### Provided entries
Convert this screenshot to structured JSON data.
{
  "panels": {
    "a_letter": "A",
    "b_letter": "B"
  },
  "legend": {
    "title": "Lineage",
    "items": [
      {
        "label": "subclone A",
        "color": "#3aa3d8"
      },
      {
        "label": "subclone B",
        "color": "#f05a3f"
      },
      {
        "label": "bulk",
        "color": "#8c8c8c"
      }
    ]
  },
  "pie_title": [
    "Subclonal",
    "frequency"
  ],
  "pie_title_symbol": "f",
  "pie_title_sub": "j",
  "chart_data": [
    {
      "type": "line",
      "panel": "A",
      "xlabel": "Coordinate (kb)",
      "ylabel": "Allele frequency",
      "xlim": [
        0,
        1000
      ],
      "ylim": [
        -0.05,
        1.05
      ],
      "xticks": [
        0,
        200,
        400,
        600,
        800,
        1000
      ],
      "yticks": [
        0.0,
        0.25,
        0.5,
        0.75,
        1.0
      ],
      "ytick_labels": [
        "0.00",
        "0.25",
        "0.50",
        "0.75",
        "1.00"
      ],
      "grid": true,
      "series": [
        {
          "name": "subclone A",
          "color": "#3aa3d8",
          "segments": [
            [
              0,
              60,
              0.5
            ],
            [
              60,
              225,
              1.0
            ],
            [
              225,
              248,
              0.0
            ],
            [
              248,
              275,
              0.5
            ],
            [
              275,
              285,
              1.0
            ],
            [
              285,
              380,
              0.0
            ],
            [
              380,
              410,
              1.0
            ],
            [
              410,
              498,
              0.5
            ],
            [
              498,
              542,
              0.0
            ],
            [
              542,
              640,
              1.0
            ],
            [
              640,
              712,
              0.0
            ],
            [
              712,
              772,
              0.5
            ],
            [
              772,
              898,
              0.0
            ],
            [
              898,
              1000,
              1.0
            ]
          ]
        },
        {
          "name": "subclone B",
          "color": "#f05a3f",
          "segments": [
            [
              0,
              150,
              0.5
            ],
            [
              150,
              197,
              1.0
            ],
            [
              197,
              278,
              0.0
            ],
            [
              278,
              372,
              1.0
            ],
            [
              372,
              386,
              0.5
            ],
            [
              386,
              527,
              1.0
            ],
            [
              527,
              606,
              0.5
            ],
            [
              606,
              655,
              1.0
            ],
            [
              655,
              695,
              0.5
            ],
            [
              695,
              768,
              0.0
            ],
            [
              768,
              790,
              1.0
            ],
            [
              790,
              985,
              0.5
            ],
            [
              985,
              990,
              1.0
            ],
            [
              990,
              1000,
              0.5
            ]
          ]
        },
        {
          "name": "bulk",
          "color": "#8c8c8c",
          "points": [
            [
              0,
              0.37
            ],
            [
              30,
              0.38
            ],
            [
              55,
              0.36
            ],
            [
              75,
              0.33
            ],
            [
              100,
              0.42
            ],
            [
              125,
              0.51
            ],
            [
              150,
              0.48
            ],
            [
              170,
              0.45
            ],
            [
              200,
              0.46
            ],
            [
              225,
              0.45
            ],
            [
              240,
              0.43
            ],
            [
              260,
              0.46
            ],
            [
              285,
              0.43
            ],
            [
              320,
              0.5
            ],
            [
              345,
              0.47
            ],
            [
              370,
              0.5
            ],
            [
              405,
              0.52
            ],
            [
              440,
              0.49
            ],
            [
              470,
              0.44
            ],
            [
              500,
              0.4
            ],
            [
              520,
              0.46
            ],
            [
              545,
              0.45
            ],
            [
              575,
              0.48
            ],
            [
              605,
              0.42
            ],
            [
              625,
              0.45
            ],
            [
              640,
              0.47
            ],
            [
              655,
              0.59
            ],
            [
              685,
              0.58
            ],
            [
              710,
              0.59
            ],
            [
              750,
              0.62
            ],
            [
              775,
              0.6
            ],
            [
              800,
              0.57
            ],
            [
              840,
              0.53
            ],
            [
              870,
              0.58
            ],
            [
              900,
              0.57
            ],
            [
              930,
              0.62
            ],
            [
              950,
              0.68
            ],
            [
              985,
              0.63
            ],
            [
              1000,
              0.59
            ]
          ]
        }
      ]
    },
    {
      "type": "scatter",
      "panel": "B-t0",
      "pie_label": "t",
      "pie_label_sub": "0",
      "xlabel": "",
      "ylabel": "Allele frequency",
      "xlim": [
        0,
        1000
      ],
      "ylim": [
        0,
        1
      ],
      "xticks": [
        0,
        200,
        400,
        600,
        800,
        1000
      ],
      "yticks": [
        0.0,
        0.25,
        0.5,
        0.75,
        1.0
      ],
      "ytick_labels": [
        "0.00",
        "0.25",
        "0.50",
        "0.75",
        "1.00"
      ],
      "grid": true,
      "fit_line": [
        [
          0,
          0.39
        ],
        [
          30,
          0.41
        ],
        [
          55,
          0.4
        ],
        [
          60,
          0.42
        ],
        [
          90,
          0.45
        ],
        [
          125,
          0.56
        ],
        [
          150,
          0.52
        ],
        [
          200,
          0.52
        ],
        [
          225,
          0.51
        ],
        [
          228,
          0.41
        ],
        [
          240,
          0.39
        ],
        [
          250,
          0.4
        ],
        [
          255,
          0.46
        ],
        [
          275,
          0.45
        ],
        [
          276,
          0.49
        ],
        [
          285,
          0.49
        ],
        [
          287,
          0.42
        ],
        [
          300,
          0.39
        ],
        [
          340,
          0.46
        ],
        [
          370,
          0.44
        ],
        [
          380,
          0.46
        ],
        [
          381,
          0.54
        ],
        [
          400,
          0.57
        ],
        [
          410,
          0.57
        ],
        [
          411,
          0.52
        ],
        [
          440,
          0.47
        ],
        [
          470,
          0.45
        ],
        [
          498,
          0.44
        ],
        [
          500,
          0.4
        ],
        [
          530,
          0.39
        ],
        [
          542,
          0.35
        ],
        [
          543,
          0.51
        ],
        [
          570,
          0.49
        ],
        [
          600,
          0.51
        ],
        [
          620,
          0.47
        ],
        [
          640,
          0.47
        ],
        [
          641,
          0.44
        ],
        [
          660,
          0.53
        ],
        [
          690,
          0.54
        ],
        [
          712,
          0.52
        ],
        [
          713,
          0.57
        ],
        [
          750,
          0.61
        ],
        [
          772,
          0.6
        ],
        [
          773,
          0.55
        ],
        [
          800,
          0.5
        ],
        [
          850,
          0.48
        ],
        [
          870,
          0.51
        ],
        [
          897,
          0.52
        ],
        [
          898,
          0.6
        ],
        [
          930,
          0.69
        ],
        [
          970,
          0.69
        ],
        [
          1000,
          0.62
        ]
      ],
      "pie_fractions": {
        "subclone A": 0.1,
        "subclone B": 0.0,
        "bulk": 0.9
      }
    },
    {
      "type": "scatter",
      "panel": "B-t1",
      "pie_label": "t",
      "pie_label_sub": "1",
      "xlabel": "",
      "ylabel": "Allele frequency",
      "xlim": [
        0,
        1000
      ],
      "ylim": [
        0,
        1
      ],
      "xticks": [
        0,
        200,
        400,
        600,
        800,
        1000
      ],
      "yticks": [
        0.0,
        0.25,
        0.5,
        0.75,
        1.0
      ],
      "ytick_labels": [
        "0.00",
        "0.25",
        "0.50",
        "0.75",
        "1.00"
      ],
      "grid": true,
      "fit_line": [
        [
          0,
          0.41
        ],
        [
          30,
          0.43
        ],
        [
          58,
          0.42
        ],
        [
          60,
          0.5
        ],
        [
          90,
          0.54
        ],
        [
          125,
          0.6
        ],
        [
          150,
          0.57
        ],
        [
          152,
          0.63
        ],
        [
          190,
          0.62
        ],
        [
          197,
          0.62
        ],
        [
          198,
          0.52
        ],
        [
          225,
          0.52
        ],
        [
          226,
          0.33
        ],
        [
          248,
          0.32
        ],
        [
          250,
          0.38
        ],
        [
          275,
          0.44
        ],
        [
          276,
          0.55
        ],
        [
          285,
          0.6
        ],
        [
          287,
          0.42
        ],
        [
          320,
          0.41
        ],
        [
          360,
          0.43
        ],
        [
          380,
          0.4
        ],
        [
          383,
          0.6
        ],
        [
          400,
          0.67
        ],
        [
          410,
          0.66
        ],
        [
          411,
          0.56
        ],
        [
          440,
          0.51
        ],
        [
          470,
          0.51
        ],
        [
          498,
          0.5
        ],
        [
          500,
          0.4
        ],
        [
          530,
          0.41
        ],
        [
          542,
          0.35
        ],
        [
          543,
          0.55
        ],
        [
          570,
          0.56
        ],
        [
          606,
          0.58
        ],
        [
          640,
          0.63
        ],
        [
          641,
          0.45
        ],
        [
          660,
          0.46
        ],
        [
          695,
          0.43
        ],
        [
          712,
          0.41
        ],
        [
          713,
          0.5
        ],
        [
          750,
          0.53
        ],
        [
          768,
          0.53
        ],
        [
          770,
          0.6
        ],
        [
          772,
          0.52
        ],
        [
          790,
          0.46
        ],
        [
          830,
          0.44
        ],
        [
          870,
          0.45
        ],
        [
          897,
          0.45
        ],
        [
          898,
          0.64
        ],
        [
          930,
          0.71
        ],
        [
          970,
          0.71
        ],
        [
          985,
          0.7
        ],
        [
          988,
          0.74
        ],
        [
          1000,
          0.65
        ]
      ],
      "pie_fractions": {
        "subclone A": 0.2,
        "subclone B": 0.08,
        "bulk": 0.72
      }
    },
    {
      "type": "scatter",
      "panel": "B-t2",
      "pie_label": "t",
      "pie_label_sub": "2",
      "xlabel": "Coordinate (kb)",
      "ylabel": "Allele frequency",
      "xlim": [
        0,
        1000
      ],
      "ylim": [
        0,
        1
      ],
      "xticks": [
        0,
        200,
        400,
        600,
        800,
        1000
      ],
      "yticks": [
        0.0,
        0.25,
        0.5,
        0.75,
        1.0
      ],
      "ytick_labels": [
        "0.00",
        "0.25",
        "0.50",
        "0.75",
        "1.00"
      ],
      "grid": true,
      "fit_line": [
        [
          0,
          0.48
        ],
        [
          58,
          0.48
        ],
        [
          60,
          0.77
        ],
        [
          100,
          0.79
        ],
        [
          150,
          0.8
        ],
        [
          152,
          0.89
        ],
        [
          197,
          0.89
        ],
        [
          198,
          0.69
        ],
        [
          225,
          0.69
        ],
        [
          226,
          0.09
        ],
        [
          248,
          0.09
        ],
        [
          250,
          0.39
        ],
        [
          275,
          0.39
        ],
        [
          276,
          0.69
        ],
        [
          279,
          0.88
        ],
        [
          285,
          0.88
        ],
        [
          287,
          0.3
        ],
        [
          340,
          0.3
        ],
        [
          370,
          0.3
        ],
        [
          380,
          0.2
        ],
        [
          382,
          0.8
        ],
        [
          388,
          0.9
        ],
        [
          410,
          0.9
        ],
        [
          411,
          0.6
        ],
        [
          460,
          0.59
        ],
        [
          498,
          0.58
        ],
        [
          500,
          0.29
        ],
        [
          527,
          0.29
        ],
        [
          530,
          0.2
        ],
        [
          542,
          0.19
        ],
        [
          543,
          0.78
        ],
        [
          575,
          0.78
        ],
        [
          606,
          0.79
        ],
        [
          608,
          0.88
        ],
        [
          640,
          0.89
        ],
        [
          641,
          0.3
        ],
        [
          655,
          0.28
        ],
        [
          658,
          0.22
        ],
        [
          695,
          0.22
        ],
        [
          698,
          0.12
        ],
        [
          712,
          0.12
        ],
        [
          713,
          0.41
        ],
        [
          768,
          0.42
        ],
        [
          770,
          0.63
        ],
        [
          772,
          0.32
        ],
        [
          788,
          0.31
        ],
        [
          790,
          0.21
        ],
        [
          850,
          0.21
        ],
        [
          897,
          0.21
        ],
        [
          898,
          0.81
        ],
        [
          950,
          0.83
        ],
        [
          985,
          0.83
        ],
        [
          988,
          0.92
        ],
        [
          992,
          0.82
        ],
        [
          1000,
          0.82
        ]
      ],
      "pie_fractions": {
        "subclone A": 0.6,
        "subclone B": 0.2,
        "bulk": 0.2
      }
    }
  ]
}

### Exercise prompt
Look through the data above. Each line containing the word "subclone" needs to be copied.

### The completed task
        "label": "subclone A",
        "label": "subclone B",
          "name": "subclone A",
          "name": "subclone B",
        "subclone A": 0.1,
        "subclone B": 0.0,
        "subclone A": 0.2,
        "subclone B": 0.08,
        "subclone A": 0.6,
        "subclone B": 0.2,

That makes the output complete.